[Supplied records]
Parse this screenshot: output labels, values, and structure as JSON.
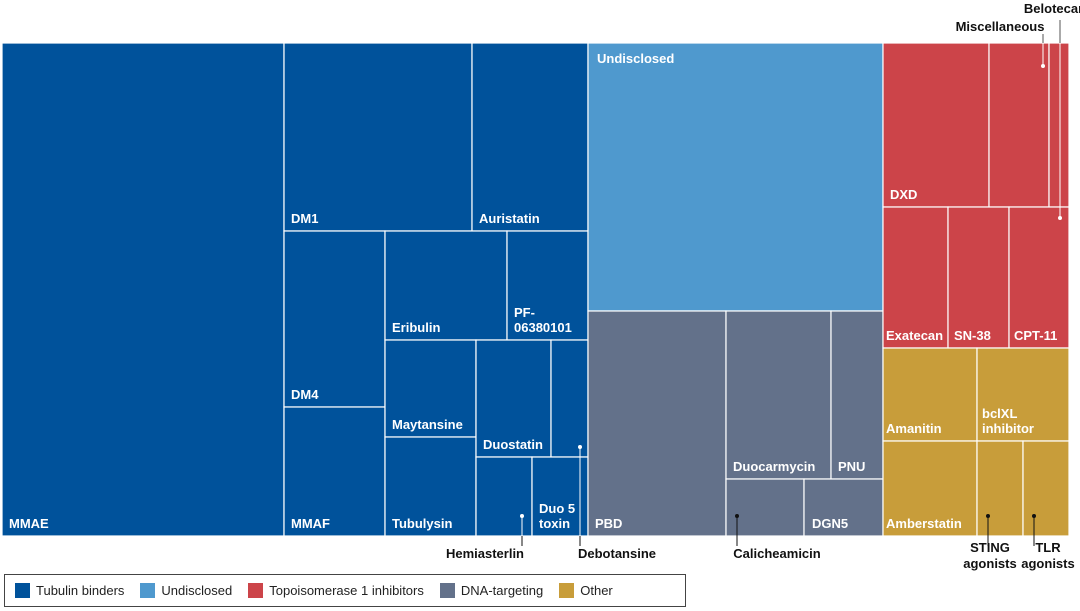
{
  "chart_data": {
    "type": "treemap",
    "categories": {
      "tubulin": {
        "label": "Tubulin binders",
        "color": "#00529b"
      },
      "undisclosed": {
        "label": "Undisclosed",
        "color": "#4f99ce"
      },
      "topo": {
        "label": "Topoisomerase 1 inhibitors",
        "color": "#cc4449"
      },
      "dna": {
        "label": "DNA-targeting",
        "color": "#63718a"
      },
      "other": {
        "label": "Other",
        "color": "#c89d3a"
      }
    },
    "legend_order": [
      "tubulin",
      "undisclosed",
      "topo",
      "dna",
      "other"
    ],
    "tiles": [
      {
        "id": "mmae",
        "name": "MMAE",
        "group": "tubulin"
      },
      {
        "id": "dm1",
        "name": "DM1",
        "group": "tubulin"
      },
      {
        "id": "auristatin",
        "name": "Auristatin",
        "group": "tubulin"
      },
      {
        "id": "dm4",
        "name": "DM4",
        "group": "tubulin"
      },
      {
        "id": "mmaf",
        "name": "MMAF",
        "group": "tubulin"
      },
      {
        "id": "eribulin",
        "name": "Eribulin",
        "group": "tubulin"
      },
      {
        "id": "pf",
        "name": [
          "PF-",
          "06380101"
        ],
        "group": "tubulin"
      },
      {
        "id": "maytansine",
        "name": "Maytansine",
        "group": "tubulin"
      },
      {
        "id": "tubulysin",
        "name": "Tubulysin",
        "group": "tubulin"
      },
      {
        "id": "duostatin",
        "name": "Duostatin",
        "group": "tubulin"
      },
      {
        "id": "debotansine",
        "name": "Debotansine",
        "group": "tubulin"
      },
      {
        "id": "hemiasterlin",
        "name": "Hemiasterlin",
        "group": "tubulin"
      },
      {
        "id": "duo5",
        "name": [
          "Duo 5",
          "toxin"
        ],
        "group": "tubulin"
      },
      {
        "id": "undisclosed",
        "name": "Undisclosed",
        "group": "undisclosed"
      },
      {
        "id": "pbd",
        "name": "PBD",
        "group": "dna"
      },
      {
        "id": "duocarmycin",
        "name": "Duocarmycin",
        "group": "dna"
      },
      {
        "id": "pnu",
        "name": "PNU",
        "group": "dna"
      },
      {
        "id": "calicheamicin",
        "name": "Calicheamicin",
        "group": "dna"
      },
      {
        "id": "dgn5",
        "name": "DGN5",
        "group": "dna"
      },
      {
        "id": "dxd",
        "name": "DXD",
        "group": "topo"
      },
      {
        "id": "belotecan",
        "name": "Belotecan",
        "group": "topo"
      },
      {
        "id": "miscellaneous",
        "name": "Miscellaneous",
        "group": "topo"
      },
      {
        "id": "exatecan",
        "name": "Exatecan",
        "group": "topo"
      },
      {
        "id": "sn38",
        "name": "SN-38",
        "group": "topo"
      },
      {
        "id": "cpt11",
        "name": "CPT-11",
        "group": "topo"
      },
      {
        "id": "amanitin",
        "name": "Amanitin",
        "group": "other"
      },
      {
        "id": "bclxl",
        "name": [
          "bclXL",
          "inhibitor"
        ],
        "group": "other"
      },
      {
        "id": "amberstatin",
        "name": "Amberstatin",
        "group": "other"
      },
      {
        "id": "sting",
        "name": [
          "STING",
          "agonists"
        ],
        "group": "other"
      },
      {
        "id": "tlr",
        "name": [
          "TLR",
          "agonists"
        ],
        "group": "other"
      }
    ]
  }
}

[Exercise directions] Produce a verbatim copy of every entry, excluding pictures.

[Written answer]
Parse this screenshot: output labels, values, and structure as JSON.
{
  "chart_data": {
    "type": "treemap",
    "categories": {
      "tubulin": {
        "label": "Tubulin binders",
        "color": "#00529b"
      },
      "undisclosed": {
        "label": "Undisclosed",
        "color": "#4f99ce"
      },
      "topo": {
        "label": "Topoisomerase 1 inhibitors",
        "color": "#cc4449"
      },
      "dna": {
        "label": "DNA-targeting",
        "color": "#63718a"
      },
      "other": {
        "label": "Other",
        "color": "#c89d3a"
      }
    },
    "legend_order": [
      "tubulin",
      "undisclosed",
      "topo",
      "dna",
      "other"
    ],
    "tiles": [
      {
        "id": "mmae",
        "name": "MMAE",
        "group": "tubulin"
      },
      {
        "id": "dm1",
        "name": "DM1",
        "group": "tubulin"
      },
      {
        "id": "auristatin",
        "name": "Auristatin",
        "group": "tubulin"
      },
      {
        "id": "dm4",
        "name": "DM4",
        "group": "tubulin"
      },
      {
        "id": "mmaf",
        "name": "MMAF",
        "group": "tubulin"
      },
      {
        "id": "eribulin",
        "name": "Eribulin",
        "group": "tubulin"
      },
      {
        "id": "pf",
        "name": [
          "PF-",
          "06380101"
        ],
        "group": "tubulin"
      },
      {
        "id": "maytansine",
        "name": "Maytansine",
        "group": "tubulin"
      },
      {
        "id": "tubulysin",
        "name": "Tubulysin",
        "group": "tubulin"
      },
      {
        "id": "duostatin",
        "name": "Duostatin",
        "group": "tubulin"
      },
      {
        "id": "debotansine",
        "name": "Debotansine",
        "group": "tubulin"
      },
      {
        "id": "hemiasterlin",
        "name": "Hemiasterlin",
        "group": "tubulin"
      },
      {
        "id": "duo5",
        "name": [
          "Duo 5",
          "toxin"
        ],
        "group": "tubulin"
      },
      {
        "id": "undisclosed",
        "name": "Undisclosed",
        "group": "undisclosed"
      },
      {
        "id": "pbd",
        "name": "PBD",
        "group": "dna"
      },
      {
        "id": "duocarmycin",
        "name": "Duocarmycin",
        "group": "dna"
      },
      {
        "id": "pnu",
        "name": "PNU",
        "group": "dna"
      },
      {
        "id": "calicheamicin",
        "name": "Calicheamicin",
        "group": "dna"
      },
      {
        "id": "dgn5",
        "name": "DGN5",
        "group": "dna"
      },
      {
        "id": "dxd",
        "name": "DXD",
        "group": "topo"
      },
      {
        "id": "belotecan",
        "name": "Belotecan",
        "group": "topo"
      },
      {
        "id": "miscellaneous",
        "name": "Miscellaneous",
        "group": "topo"
      },
      {
        "id": "exatecan",
        "name": "Exatecan",
        "group": "topo"
      },
      {
        "id": "sn38",
        "name": "SN-38",
        "group": "topo"
      },
      {
        "id": "cpt11",
        "name": "CPT-11",
        "group": "topo"
      },
      {
        "id": "amanitin",
        "name": "Amanitin",
        "group": "other"
      },
      {
        "id": "bclxl",
        "name": [
          "bclXL",
          "inhibitor"
        ],
        "group": "other"
      },
      {
        "id": "amberstatin",
        "name": "Amberstatin",
        "group": "other"
      },
      {
        "id": "sting",
        "name": [
          "STING",
          "agonists"
        ],
        "group": "other"
      },
      {
        "id": "tlr",
        "name": [
          "TLR",
          "agonists"
        ],
        "group": "other"
      }
    ]
  }
}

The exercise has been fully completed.